#### [Supplied records]

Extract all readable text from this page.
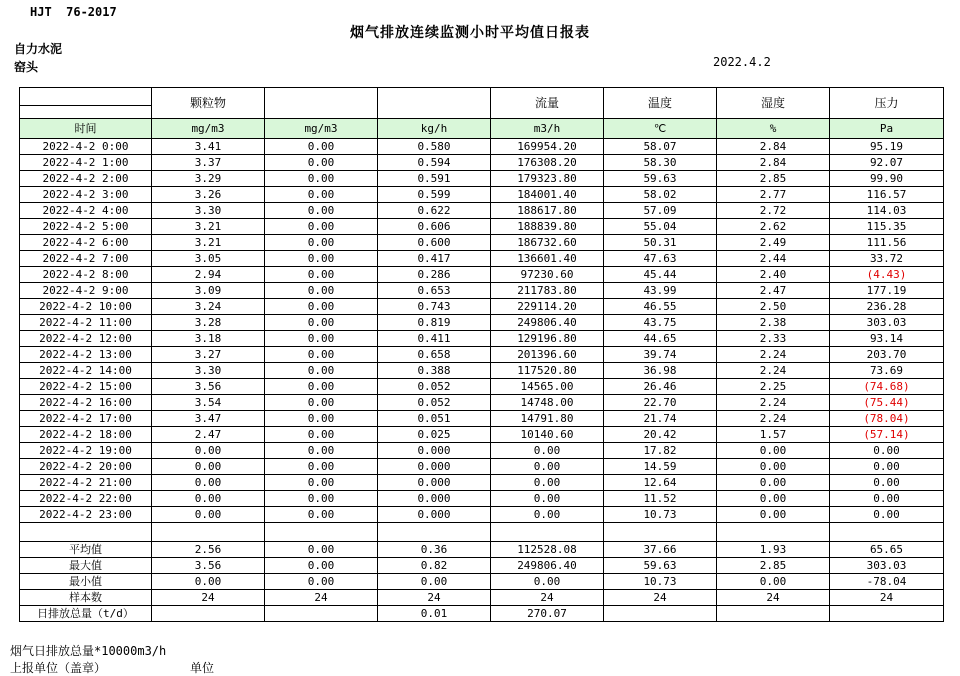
HJT  76-2017
烟气排放连续监测小时平均值日报表
自力水泥
窑头	2022.4.2
	颗粒物			流量	温度	湿度	压力

时间	mg/m3	mg/m3	kg/h	m3/h	℃	%	Pa
2022-4-2 0:00	3.41	0.00	0.580	169954.20	58.07	2.84	95.19
2022-4-2 1:00	3.37	0.00	0.594	176308.20	58.30	2.84	92.07
2022-4-2 2:00	3.29	0.00	0.591	179323.80	59.63	2.85	99.90
2022-4-2 3:00	3.26	0.00	0.599	184001.40	58.02	2.77	116.57
2022-4-2 4:00	3.30	0.00	0.622	188617.80	57.09	2.72	114.03
2022-4-2 5:00	3.21	0.00	0.606	188839.80	55.04	2.62	115.35
2022-4-2 6:00	3.21	0.00	0.600	186732.60	50.31	2.49	111.56
2022-4-2 7:00	3.05	0.00	0.417	136601.40	47.63	2.44	33.72
2022-4-2 8:00	2.94	0.00	0.286	97230.60	45.44	2.40	(4.43)
2022-4-2 9:00	3.09	0.00	0.653	211783.80	43.99	2.47	177.19
2022-4-2 10:00	3.24	0.00	0.743	229114.20	46.55	2.50	236.28
2022-4-2 11:00	3.28	0.00	0.819	249806.40	43.75	2.38	303.03
2022-4-2 12:00	3.18	0.00	0.411	129196.80	44.65	2.33	93.14
2022-4-2 13:00	3.27	0.00	0.658	201396.60	39.74	2.24	203.70
2022-4-2 14:00	3.30	0.00	0.388	117520.80	36.98	2.24	73.69
2022-4-2 15:00	3.56	0.00	0.052	14565.00	26.46	2.25	(74.68)
2022-4-2 16:00	3.54	0.00	0.052	14748.00	22.70	2.24	(75.44)
2022-4-2 17:00	3.47	0.00	0.051	14791.80	21.74	2.24	(78.04)
2022-4-2 18:00	2.47	0.00	0.025	10140.60	20.42	1.57	(57.14)
2022-4-2 19:00	0.00	0.00	0.000	0.00	17.82	0.00	0.00
2022-4-2 20:00	0.00	0.00	0.000	0.00	14.59	0.00	0.00
2022-4-2 21:00	0.00	0.00	0.000	0.00	12.64	0.00	0.00
2022-4-2 22:00	0.00	0.00	0.000	0.00	11.52	0.00	0.00
2022-4-2 23:00	0.00	0.00	0.000	0.00	10.73	0.00	0.00

平均值	2.56	0.00	0.36	112528.08	37.66	1.93	65.65
最大值	3.56	0.00	0.82	249806.40	59.63	2.85	303.03
最小值	0.00	0.00	0.00	0.00	10.73	0.00	-78.04
样本数	24	24	24	24	24	24	24
日排放总量（t/d）			0.01	270.07			
烟气日排放总量*10000m3/h
上报单位（盖章）	单位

#### [Stated task]
Write out every line above exactly as it is, leaving out the pictures.

#### [Exercise answer]
Extract all readable text from this page.
HJT  76-2017
烟气排放连续监测小时平均值日报表
自力水泥
窑头	2022.4.2
	颗粒物			流量	温度	湿度	压力

时间	mg/m3	mg/m3	kg/h	m3/h	℃	%	Pa
2022-4-2 0:00	3.41	0.00	0.580	169954.20	58.07	2.84	95.19
2022-4-2 1:00	3.37	0.00	0.594	176308.20	58.30	2.84	92.07
2022-4-2 2:00	3.29	0.00	0.591	179323.80	59.63	2.85	99.90
2022-4-2 3:00	3.26	0.00	0.599	184001.40	58.02	2.77	116.57
2022-4-2 4:00	3.30	0.00	0.622	188617.80	57.09	2.72	114.03
2022-4-2 5:00	3.21	0.00	0.606	188839.80	55.04	2.62	115.35
2022-4-2 6:00	3.21	0.00	0.600	186732.60	50.31	2.49	111.56
2022-4-2 7:00	3.05	0.00	0.417	136601.40	47.63	2.44	33.72
2022-4-2 8:00	2.94	0.00	0.286	97230.60	45.44	2.40	(4.43)
2022-4-2 9:00	3.09	0.00	0.653	211783.80	43.99	2.47	177.19
2022-4-2 10:00	3.24	0.00	0.743	229114.20	46.55	2.50	236.28
2022-4-2 11:00	3.28	0.00	0.819	249806.40	43.75	2.38	303.03
2022-4-2 12:00	3.18	0.00	0.411	129196.80	44.65	2.33	93.14
2022-4-2 13:00	3.27	0.00	0.658	201396.60	39.74	2.24	203.70
2022-4-2 14:00	3.30	0.00	0.388	117520.80	36.98	2.24	73.69
2022-4-2 15:00	3.56	0.00	0.052	14565.00	26.46	2.25	(74.68)
2022-4-2 16:00	3.54	0.00	0.052	14748.00	22.70	2.24	(75.44)
2022-4-2 17:00	3.47	0.00	0.051	14791.80	21.74	2.24	(78.04)
2022-4-2 18:00	2.47	0.00	0.025	10140.60	20.42	1.57	(57.14)
2022-4-2 19:00	0.00	0.00	0.000	0.00	17.82	0.00	0.00
2022-4-2 20:00	0.00	0.00	0.000	0.00	14.59	0.00	0.00
2022-4-2 21:00	0.00	0.00	0.000	0.00	12.64	0.00	0.00
2022-4-2 22:00	0.00	0.00	0.000	0.00	11.52	0.00	0.00
2022-4-2 23:00	0.00	0.00	0.000	0.00	10.73	0.00	0.00

平均值	2.56	0.00	0.36	112528.08	37.66	1.93	65.65
最大值	3.56	0.00	0.82	249806.40	59.63	2.85	303.03
最小值	0.00	0.00	0.00	0.00	10.73	0.00	-78.04
样本数	24	24	24	24	24	24	24
日排放总量（t/d）			0.01	270.07			
烟气日排放总量*10000m3/h
上报单位（盖章）	单位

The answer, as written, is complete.